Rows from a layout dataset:
* * * *
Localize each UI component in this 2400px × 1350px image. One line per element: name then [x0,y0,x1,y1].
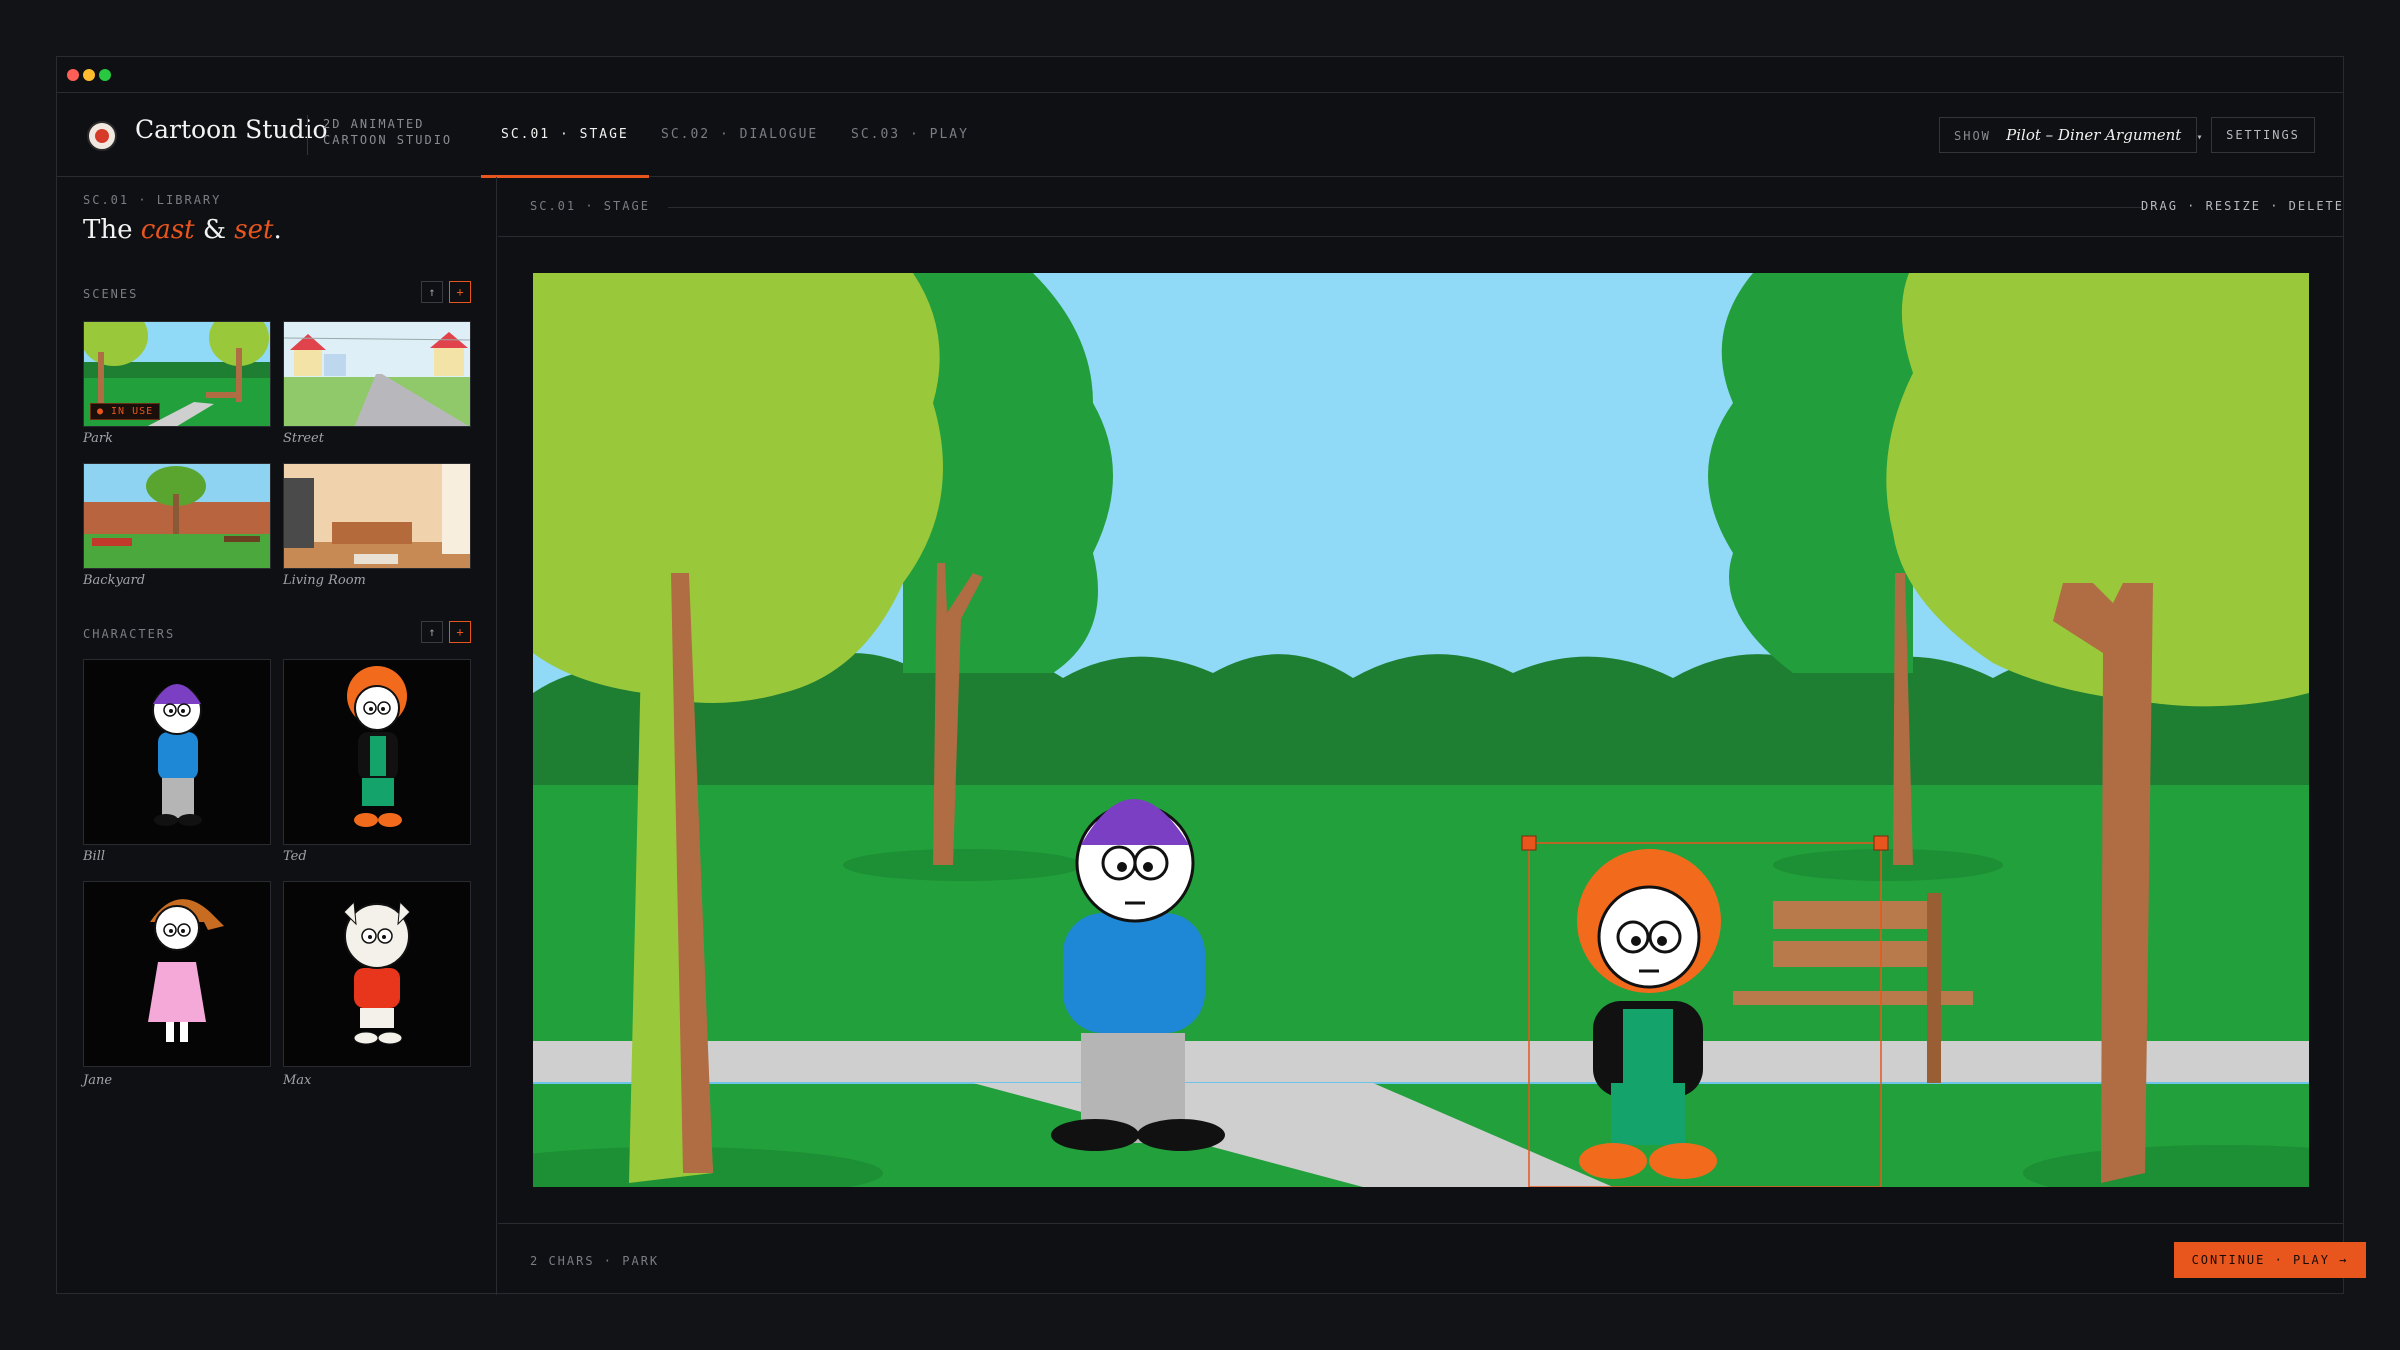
heading-period: . [273,215,282,245]
show-name: Pilot – Diner Argument [2006,126,2182,144]
heading-word-the: The [83,215,133,245]
show-selector[interactable]: SHOW Pilot – Diner Argument ▾ [1939,117,2203,153]
resize-handle-top-left[interactable] [1521,835,1537,851]
app-subtitle: 2D ANIMATED CARTOON STUDIO [323,117,453,147]
character-caption-ted: Ted [283,849,307,864]
settings-button[interactable]: SETTINGS [2211,117,2315,153]
scene-caption-backyard: Backyard [83,573,146,588]
character-card-max[interactable] [283,881,471,1067]
stage-header: SC.01 · STAGE DRAG · RESIZE · DELETE [498,177,2344,237]
scene-caption-street: Street [283,431,324,446]
app-header: Cartoon Studio 2D ANIMATED CARTOON STUDI… [57,93,2343,178]
tab-stage[interactable]: SC.01 · STAGE [481,93,649,178]
app-window: Cartoon Studio 2D ANIMATED CARTOON STUDI… [56,56,2366,1295]
scenes-add-button[interactable]: + [449,281,471,303]
library-heading: The cast & set. [83,215,282,245]
library-sidebar: SC.01 · LIBRARY The cast & set. SCENES ↑… [57,177,497,1295]
stage-canvas[interactable] [533,273,2309,1187]
scene-thumb-park[interactable]: ● IN USE [83,321,271,427]
stage-label: SC.01 · STAGE [530,199,650,213]
character-caption-jane: Jane [83,1073,113,1088]
characters-upload-icon[interactable]: ↑ [421,621,443,643]
scene-thumb-living-room[interactable] [283,463,471,569]
stage-panel: SC.01 · STAGE DRAG · RESIZE · DELETE 2 C… [498,177,2366,1295]
scene-caption-living-room: Living Room [283,573,366,588]
stage-footer: 2 CHARS · PARK CONTINUE · PLAY → [498,1223,2366,1295]
tab-dialogue[interactable]: SC.02 · DIALOGUE [661,93,818,177]
window-titlebar [57,57,2343,93]
heading-ampersand: & [202,215,227,245]
stage-actions-text: DRAG · RESIZE · DELETE [2141,199,2344,213]
app-title: Cartoon Studio [135,115,328,144]
scene-caption-park: Park [83,431,114,446]
stage-actions-hint: DRAG · RESIZE · DELETE [2124,199,2344,213]
stage-header-rule [668,207,2144,208]
resize-handle-top-right[interactable] [1873,835,1889,851]
scenes-section-label: SCENES [83,287,139,301]
tab-play[interactable]: SC.03 · PLAY [851,93,969,177]
characters-add-button[interactable]: + [449,621,471,643]
library-label: SC.01 · LIBRARY [83,193,222,207]
maximize-window-icon[interactable] [99,69,111,81]
stage-status: 2 CHARS · PARK [530,1254,660,1268]
heading-word-set: set [234,215,274,245]
header-divider [307,115,308,155]
scene-thumb-backyard[interactable] [83,463,271,569]
continue-play-button[interactable]: CONTINUE · PLAY → [2174,1242,2366,1278]
characters-section-label: CHARACTERS [83,627,176,641]
heading-word-cast: cast [140,215,195,245]
character-caption-bill: Bill [83,849,106,864]
character-card-jane[interactable] [83,881,271,1067]
minimize-window-icon[interactable] [83,69,95,81]
chevron-down-icon: ▾ [2196,132,2205,143]
scenes-upload-icon[interactable]: ↑ [421,281,443,303]
app-logo-icon [87,121,117,151]
character-card-ted[interactable] [283,659,471,845]
in-use-badge: ● IN USE [90,403,161,420]
scene-thumb-street[interactable] [283,321,471,427]
show-label: SHOW [1954,129,1991,143]
character-card-bill[interactable] [83,659,271,845]
character-caption-max: Max [283,1073,312,1088]
close-window-icon[interactable] [67,69,79,81]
* * * *
Set exercise:
Retype every line of the rows above without changing anything, and leave out the pictures.

Complete answer:
Localize each UI component in this 2400px × 1350px image. One line per element: name then [x0,y0,x1,y1].
heading-period: . [273,215,282,245]
show-name: Pilot – Diner Argument [2006,126,2182,144]
heading-word-the: The [83,215,133,245]
show-selector[interactable]: SHOW Pilot – Diner Argument ▾ [1939,117,2203,153]
resize-handle-top-left[interactable] [1521,835,1537,851]
app-subtitle: 2D ANIMATED CARTOON STUDIO [323,117,453,147]
character-caption-ted: Ted [283,849,307,864]
settings-button[interactable]: SETTINGS [2211,117,2315,153]
scene-caption-backyard: Backyard [83,573,146,588]
character-card-max[interactable] [283,881,471,1067]
stage-header: SC.01 · STAGE DRAG · RESIZE · DELETE [498,177,2344,237]
scene-caption-street: Street [283,431,324,446]
app-header: Cartoon Studio 2D ANIMATED CARTOON STUDI… [57,93,2343,178]
tab-stage[interactable]: SC.01 · STAGE [481,93,649,178]
app-window: Cartoon Studio 2D ANIMATED CARTOON STUDI… [56,56,2366,1295]
scenes-add-button[interactable]: + [449,281,471,303]
library-heading: The cast & set. [83,215,282,245]
library-sidebar: SC.01 · LIBRARY The cast & set. SCENES ↑… [57,177,497,1295]
stage-canvas[interactable] [533,273,2309,1187]
scene-thumb-park[interactable]: ● IN USE [83,321,271,427]
stage-label: SC.01 · STAGE [530,199,650,213]
character-caption-jane: Jane [83,1073,113,1088]
characters-upload-icon[interactable]: ↑ [421,621,443,643]
scene-thumb-living-room[interactable] [283,463,471,569]
stage-panel: SC.01 · STAGE DRAG · RESIZE · DELETE 2 C… [498,177,2366,1295]
scene-caption-living-room: Living Room [283,573,366,588]
stage-footer: 2 CHARS · PARK CONTINUE · PLAY → [498,1223,2366,1295]
tab-dialogue[interactable]: SC.02 · DIALOGUE [661,93,818,177]
window-titlebar [57,57,2343,93]
heading-ampersand: & [202,215,227,245]
stage-actions-text: DRAG · RESIZE · DELETE [2141,199,2344,213]
app-title: Cartoon Studio [135,115,328,144]
scene-caption-park: Park [83,431,114,446]
stage-actions-hint: DRAG · RESIZE · DELETE [2124,199,2344,213]
stage-header-rule [668,207,2144,208]
resize-handle-top-right[interactable] [1873,835,1889,851]
scenes-section-label: SCENES [83,287,139,301]
tab-play[interactable]: SC.03 · PLAY [851,93,969,177]
characters-add-button[interactable]: + [449,621,471,643]
library-label: SC.01 · LIBRARY [83,193,222,207]
maximize-window-icon[interactable] [99,69,111,81]
stage-status: 2 CHARS · PARK [530,1254,660,1268]
heading-word-set: set [234,215,274,245]
header-divider [307,115,308,155]
scene-thumb-backyard[interactable] [83,463,271,569]
continue-play-button[interactable]: CONTINUE · PLAY → [2174,1242,2366,1278]
characters-section-label: CHARACTERS [83,627,176,641]
heading-word-cast: cast [140,215,195,245]
character-caption-bill: Bill [83,849,106,864]
character-card-jane[interactable] [83,881,271,1067]
minimize-window-icon[interactable] [83,69,95,81]
chevron-down-icon: ▾ [2196,132,2205,143]
scenes-upload-icon[interactable]: ↑ [421,281,443,303]
app-logo-icon [87,121,117,151]
character-card-ted[interactable] [283,659,471,845]
in-use-badge: ● IN USE [90,403,161,420]
scene-thumb-street[interactable] [283,321,471,427]
show-label: SHOW [1954,129,1991,143]
character-card-bill[interactable] [83,659,271,845]
character-caption-max: Max [283,1073,312,1088]
close-window-icon[interactable] [67,69,79,81]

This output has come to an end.